**AIM OF THE TASK**:
Check every line of the data below for the word "this". Copy the ones that have it.

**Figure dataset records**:
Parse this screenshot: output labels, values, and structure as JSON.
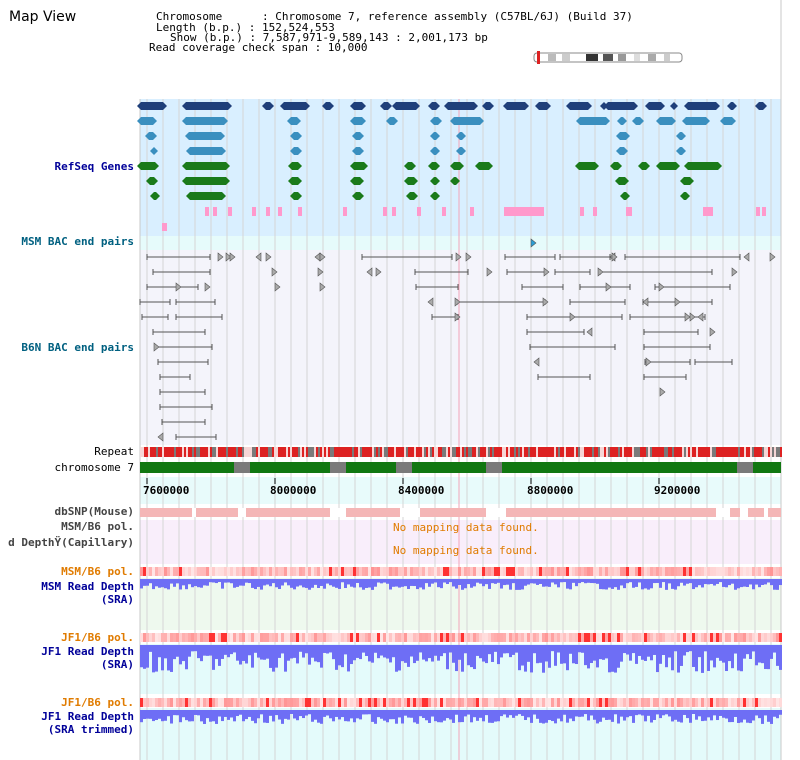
{
  "app": {
    "title": "Map View"
  },
  "header": {
    "chromosome_line": "Chromosome      : Chromosome 7, reference assembly (C57BL/6J) (Build 37)",
    "length_line": "Length (b.p.) : 152,524,553",
    "show_line": "Show (b.p.) : 7,587,971-9,589,143 : 2,001,173 bp",
    "coverage_line": "Read coverage check span : 10,000"
  },
  "tracks": {
    "refseq": "RefSeq Genes",
    "msm_bac": "MSM BAC end pairs",
    "b6n_bac": "B6N BAC end pairs",
    "repeat": "Repeat",
    "chromosome": "chromosome 7",
    "dbsnp": "dbSNP(Mouse)",
    "msm_b6_pol": "MSM/B6 pol.",
    "depth_capillary": "d DepthŸ(Capillary)",
    "msm_b6_pol2": "MSM/B6 pol.",
    "msm_depth": "MSM Read Depth",
    "msm_depth_sub": "(SRA)",
    "jf1_b6_pol": "JF1/B6 pol.",
    "jf1_depth": "JF1 Read Depth",
    "jf1_depth_sub": "(SRA)",
    "jf1_b6_pol2": "JF1/B6 pol.",
    "jf1_depth2": "JF1 Read Depth",
    "jf1_depth2_sub": "(SRA trimmed)"
  },
  "messages": {
    "no_mapping_1": "No mapping data found.",
    "no_mapping_2": "No mapping data found."
  },
  "axis": {
    "ticks": [
      "7600000",
      "8000000",
      "8400000",
      "8800000",
      "9200000"
    ]
  },
  "colors": {
    "gene_dark": "#1f3f7a",
    "gene_light": "#3a8fbf",
    "gene_green": "#1a7a1a",
    "gene_pink": "#ff99cc",
    "repeat_red": "#dd2222",
    "chrom_green": "#117711",
    "depth_blue": "#6e6ef5",
    "label_blue": "#000099",
    "label_orange": "#e07b00"
  }
}
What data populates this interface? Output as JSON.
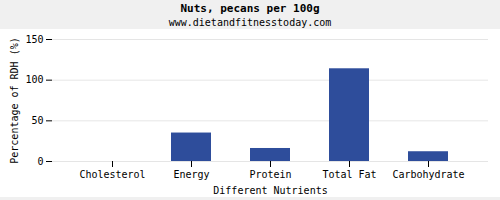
{
  "chart_data": {
    "type": "bar",
    "title": "Nuts, pecans per 100g",
    "subtitle": "www.dietandfitnesstoday.com",
    "xlabel": "Different Nutrients",
    "ylabel": "Percentage of RDH (%)",
    "categories": [
      "Cholesterol",
      "Energy",
      "Protein",
      "Total Fat",
      "Carbohydrate"
    ],
    "values": [
      0,
      35,
      16,
      114,
      12
    ],
    "color": "#2e4d9b",
    "ylim": [
      0,
      150
    ],
    "yticks": [
      0,
      50,
      100,
      150
    ],
    "grid": true
  }
}
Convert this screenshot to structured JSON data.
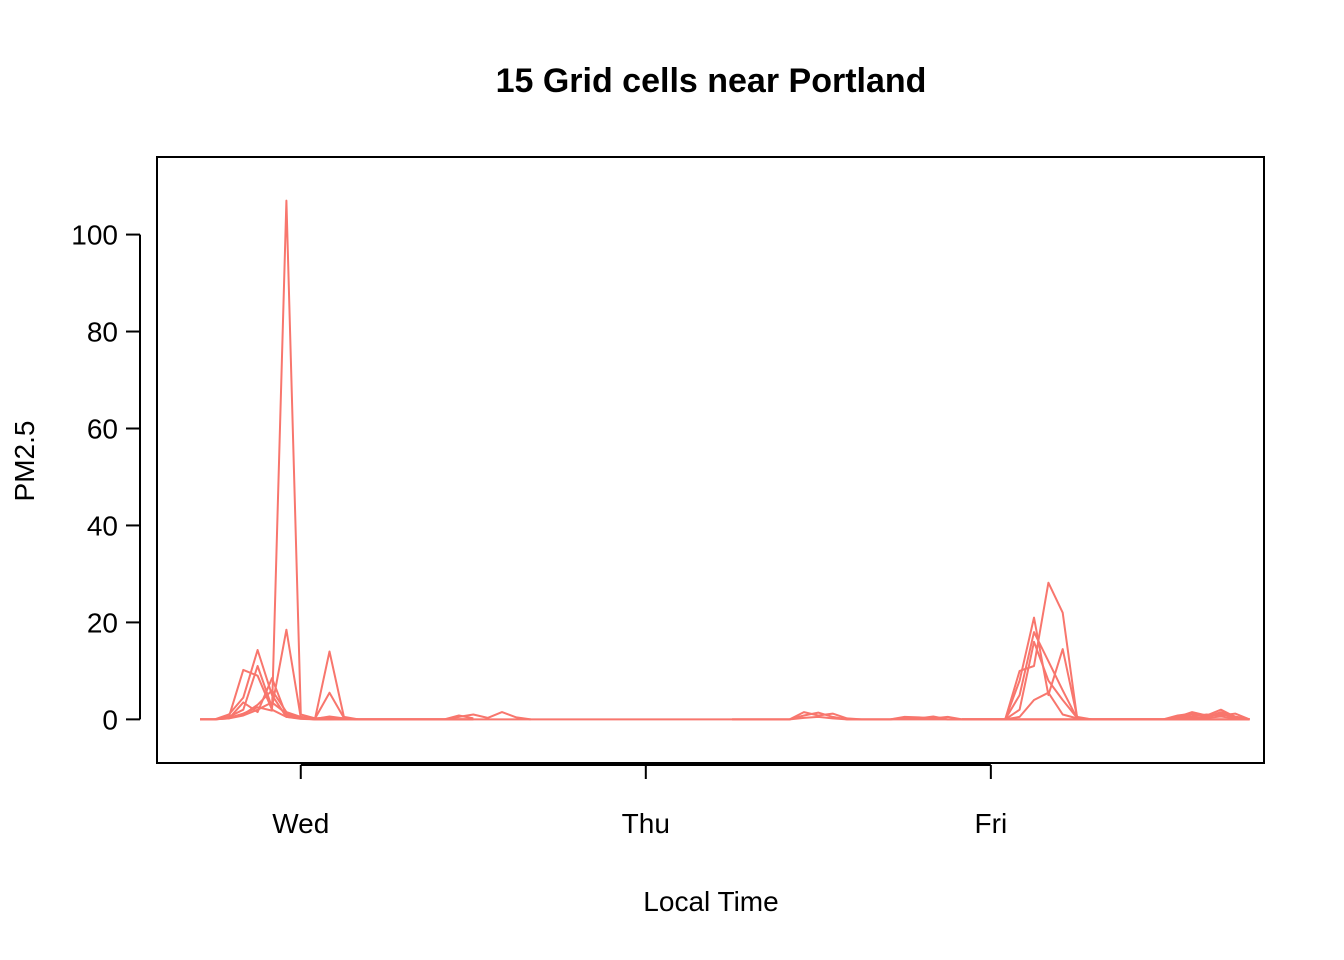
{
  "chart_data": {
    "type": "line",
    "title": "15 Grid cells near Portland",
    "xlabel": "Local Time",
    "ylabel": "PM2.5",
    "x_unit": "hours",
    "x_ticks": [
      {
        "label": "Wed",
        "value": 24
      },
      {
        "label": "Thu",
        "value": 48
      },
      {
        "label": "Fri",
        "value": 72
      }
    ],
    "y_ticks": [
      0,
      20,
      40,
      60,
      80,
      100
    ],
    "xlim": [
      14,
      91
    ],
    "ylim": [
      -9,
      116
    ],
    "grid": false,
    "legend": "none",
    "color": "#F8766D",
    "series": [
      {
        "x": [
          17,
          18,
          19,
          20,
          21,
          22,
          23,
          24,
          25,
          26,
          27,
          28,
          29,
          30,
          31,
          32,
          33,
          34,
          35,
          36
        ],
        "y": [
          0,
          0,
          0.3,
          1.2,
          2.5,
          1.8,
          107,
          1.0,
          0.2,
          0.4,
          0.1,
          0,
          0,
          0,
          0,
          0,
          0,
          0,
          0,
          0
        ]
      },
      {
        "x": [
          17,
          18,
          19,
          20,
          21,
          22,
          23,
          24,
          25,
          26,
          27,
          28,
          29,
          30,
          31,
          32,
          33,
          34,
          35,
          36
        ],
        "y": [
          0,
          0,
          0.5,
          10.2,
          9.0,
          2.0,
          0.5,
          0.2,
          0,
          0,
          0,
          0,
          0,
          0,
          0,
          0,
          0,
          0,
          0,
          0
        ]
      },
      {
        "x": [
          17,
          18,
          19,
          20,
          21,
          22,
          23,
          24,
          25,
          26,
          27,
          28,
          29,
          30,
          31,
          32,
          33,
          34,
          35,
          36
        ],
        "y": [
          0,
          0,
          1.0,
          4.5,
          14.3,
          5.0,
          0.5,
          0.1,
          0,
          0,
          0,
          0,
          0,
          0,
          0,
          0,
          0,
          0,
          0,
          0
        ]
      },
      {
        "x": [
          17,
          18,
          19,
          20,
          21,
          22,
          23,
          24,
          25,
          26,
          27,
          28,
          29,
          30,
          31,
          32,
          33,
          34,
          35,
          36
        ],
        "y": [
          0,
          0,
          0.5,
          2.0,
          11.0,
          2.5,
          18.5,
          0.3,
          0,
          0,
          0.2,
          0,
          0,
          0,
          0,
          0,
          0,
          0,
          0,
          0
        ]
      },
      {
        "x": [
          17,
          18,
          19,
          20,
          21,
          22,
          23,
          24,
          25,
          26,
          27,
          28,
          29,
          30,
          31,
          32,
          33,
          34,
          35,
          36
        ],
        "y": [
          0,
          0,
          0.3,
          1.0,
          3.0,
          6.0,
          1.5,
          0.5,
          0.2,
          14.0,
          0.5,
          0,
          0,
          0,
          0,
          0,
          0,
          0,
          0,
          0
        ]
      },
      {
        "x": [
          17,
          18,
          19,
          20,
          21,
          22,
          23,
          24,
          25,
          26,
          27,
          28,
          29,
          30,
          31,
          32,
          33,
          34,
          35,
          36
        ],
        "y": [
          0,
          0,
          0.2,
          3.5,
          1.5,
          8.5,
          0.8,
          0.4,
          0.2,
          5.5,
          0.3,
          0,
          0,
          0,
          0,
          0,
          0,
          0,
          0.8,
          0.2
        ]
      },
      {
        "x": [
          17,
          18,
          19,
          20,
          21,
          22,
          23,
          24,
          25,
          26,
          27,
          28,
          29,
          30,
          31,
          32,
          33,
          34,
          35,
          36,
          37,
          38,
          39,
          40
        ],
        "y": [
          0,
          0,
          0.2,
          0.8,
          2.0,
          3.5,
          1.2,
          0.2,
          0.1,
          0.6,
          0.2,
          0,
          0,
          0,
          0,
          0,
          0,
          0,
          0.5,
          1.0,
          0.3,
          1.5,
          0.4,
          0
        ]
      },
      {
        "x": [
          36,
          37,
          38,
          39,
          40,
          41,
          42,
          43,
          44,
          45,
          46,
          47,
          48,
          49,
          50,
          51,
          52,
          53,
          54,
          55,
          56,
          57,
          58,
          59,
          60,
          61,
          62,
          63,
          64,
          65,
          66,
          67,
          68,
          69,
          70,
          71,
          72,
          73,
          74,
          75,
          76,
          77,
          78,
          79,
          80,
          81,
          82,
          83,
          84,
          85,
          86,
          87,
          88,
          89,
          90
        ],
        "y": [
          0,
          0,
          0,
          0,
          0,
          0,
          0,
          0,
          0,
          0,
          0,
          0,
          0,
          0,
          0,
          0,
          0,
          0,
          0,
          0,
          0,
          0,
          0,
          1.5,
          0.8,
          1.2,
          0.2,
          0,
          0,
          0,
          0,
          0,
          0,
          0,
          0,
          0,
          0,
          0,
          0,
          0,
          0,
          0,
          0,
          0,
          0,
          0,
          0,
          0,
          0,
          0,
          0,
          0,
          0,
          0,
          0
        ]
      },
      {
        "x": [
          54,
          55,
          56,
          57,
          58,
          59,
          60,
          61,
          62,
          63,
          64,
          65,
          66,
          67,
          68,
          69,
          70,
          71,
          72,
          73,
          74,
          75,
          76,
          77,
          78,
          79,
          80,
          81,
          82,
          83,
          84,
          85,
          86,
          87,
          88,
          89,
          90
        ],
        "y": [
          0,
          0,
          0,
          0,
          0,
          0.8,
          1.4,
          0.5,
          0,
          0,
          0,
          0,
          0.3,
          0.2,
          0.6,
          0,
          0,
          0,
          0,
          0,
          0,
          0,
          0,
          0,
          0,
          0,
          0,
          0,
          0,
          0,
          0,
          0,
          0,
          0,
          0,
          0,
          0
        ]
      },
      {
        "x": [
          54,
          55,
          56,
          57,
          58,
          59,
          60,
          61,
          62,
          63,
          64,
          65,
          66,
          67,
          68,
          69,
          70,
          71,
          72,
          73,
          74,
          75,
          76,
          77,
          78,
          79,
          80,
          81,
          82,
          83,
          84,
          85,
          86,
          87,
          88,
          89,
          90
        ],
        "y": [
          0,
          0,
          0,
          0,
          0,
          0.3,
          0.5,
          0.2,
          0,
          0,
          0,
          0,
          0.5,
          0.4,
          0.2,
          0.5,
          0,
          0,
          0,
          0,
          0,
          0,
          0,
          0,
          0,
          0,
          0,
          0,
          0,
          0,
          0,
          0,
          0,
          0,
          0,
          0,
          0
        ]
      },
      {
        "x": [
          70,
          71,
          72,
          73,
          74,
          75,
          76,
          77,
          78,
          79,
          80,
          81,
          82,
          83,
          84,
          85,
          86,
          87,
          88,
          89,
          90
        ],
        "y": [
          0,
          0,
          0,
          0,
          10.0,
          11.0,
          28.2,
          22.0,
          0.3,
          0,
          0,
          0,
          0,
          0,
          0,
          0.3,
          1.0,
          0.5,
          1.2,
          0.3,
          0
        ]
      },
      {
        "x": [
          70,
          71,
          72,
          73,
          74,
          75,
          76,
          77,
          78,
          79,
          80,
          81,
          82,
          83,
          84,
          85,
          86,
          87,
          88,
          89,
          90
        ],
        "y": [
          0,
          0,
          0,
          0,
          8.0,
          21.0,
          5.0,
          14.5,
          0.5,
          0,
          0,
          0,
          0,
          0,
          0,
          0.5,
          1.5,
          0.8,
          2.0,
          0.5,
          0
        ]
      },
      {
        "x": [
          70,
          71,
          72,
          73,
          74,
          75,
          76,
          77,
          78,
          79,
          80,
          81,
          82,
          83,
          84,
          85,
          86,
          87,
          88,
          89,
          90
        ],
        "y": [
          0,
          0,
          0,
          0,
          5.0,
          18.0,
          12.0,
          6.0,
          0.2,
          0,
          0,
          0,
          0,
          0,
          0,
          0.8,
          1.2,
          0.5,
          1.5,
          0.6,
          0
        ]
      },
      {
        "x": [
          70,
          71,
          72,
          73,
          74,
          75,
          76,
          77,
          78,
          79,
          80,
          81,
          82,
          83,
          84,
          85,
          86,
          87,
          88,
          89,
          90
        ],
        "y": [
          0,
          0,
          0,
          0,
          2.0,
          16.0,
          8.0,
          4.0,
          0.3,
          0,
          0,
          0,
          0,
          0,
          0,
          0.4,
          0.6,
          1.0,
          0.8,
          1.2,
          0
        ]
      },
      {
        "x": [
          70,
          71,
          72,
          73,
          74,
          75,
          76,
          77,
          78,
          79,
          80,
          81,
          82,
          83,
          84,
          85,
          86,
          87,
          88,
          89,
          90
        ],
        "y": [
          0,
          0,
          0,
          0,
          0.5,
          4.0,
          5.5,
          1.0,
          0.2,
          0,
          0,
          0,
          0,
          0,
          0,
          0.2,
          0.4,
          0.3,
          0.6,
          0.2,
          0
        ]
      }
    ]
  }
}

**RESPONSE AREA**:
Parse this screenshot: output labels, values, and structure as JSON.
What data populates this interface? Output as JSON.
Convert this screenshot to structured JSON data.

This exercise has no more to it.